RECORDS TO PROCESS

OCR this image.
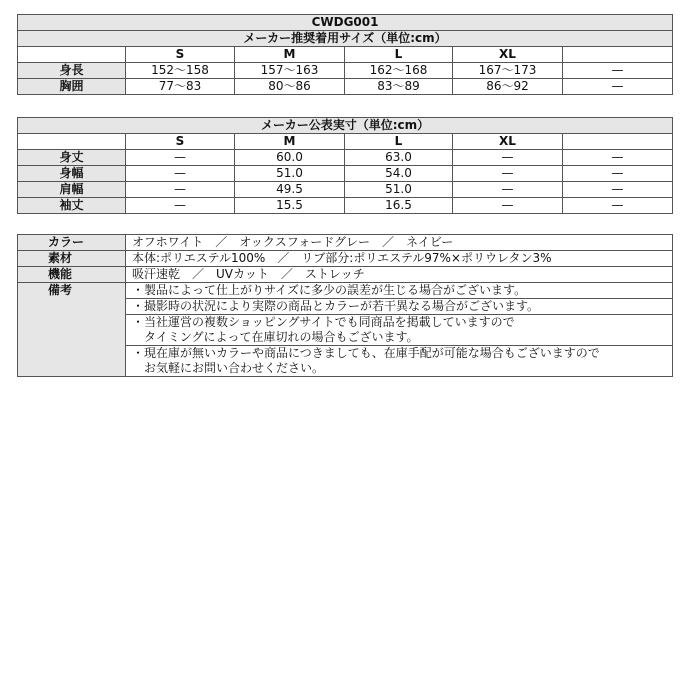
CWDG001					
メーカー推奨着用サイズ（単位:cm）					
	S	M	L	XL	
身長	152〜158	157〜163	162〜168	167〜173	—
胸囲	77〜83	80〜86	83〜89	86〜92	—
メーカー公表実寸（単位:cm）					
	S	M	L	XL	
身丈	—	60.0	63.0	—	—
身幅	—	51.0	54.0	—	—
肩幅	—	49.5	51.0	—	—
袖丈	—	15.5	16.5	—	—
カラー	オフホワイト　／　オックスフォードグレー　／　ネイビー
素材	本体:ポリエステル100%　／　リブ部分:ポリエステル97%×ポリウレタン3%
機能	吸汗速乾　／　UVカット　／　ストレッチ
備考	・製品によって仕上がりサイズに多少の誤差が生じる場合がございます。

	・撮影時の状況により実際の商品とカラーが若干異なる場合がございます。

	・当社運営の複数ショッピングサイトでも同商品を掲載していますので
　タイミングによって在庫切れの場合もございます。

	・現在庫が無いカラーや商品につきましても、在庫手配が可能な場合もございますので
　お気軽にお問い合わせください。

REQUIRED TASK
Every record is to be reproduced exactly, with no pictures included.

EXERCISE RESPONSE
OCR this image.
CWDG001					
メーカー推奨着用サイズ（単位:cm）					
	S	M	L	XL	
身長	152〜158	157〜163	162〜168	167〜173	—
胸囲	77〜83	80〜86	83〜89	86〜92	—
メーカー公表実寸（単位:cm）					
	S	M	L	XL	
身丈	—	60.0	63.0	—	—
身幅	—	51.0	54.0	—	—
肩幅	—	49.5	51.0	—	—
袖丈	—	15.5	16.5	—	—
カラー	オフホワイト　／　オックスフォードグレー　／　ネイビー
素材	本体:ポリエステル100%　／　リブ部分:ポリエステル97%×ポリウレタン3%
機能	吸汗速乾　／　UVカット　／　ストレッチ
備考	・製品によって仕上がりサイズに多少の誤差が生じる場合がございます。

	・撮影時の状況により実際の商品とカラーが若干異なる場合がございます。

	・当社運営の複数ショッピングサイトでも同商品を掲載していますので
　タイミングによって在庫切れの場合もございます。

	・現在庫が無いカラーや商品につきましても、在庫手配が可能な場合もございますので
　お気軽にお問い合わせください。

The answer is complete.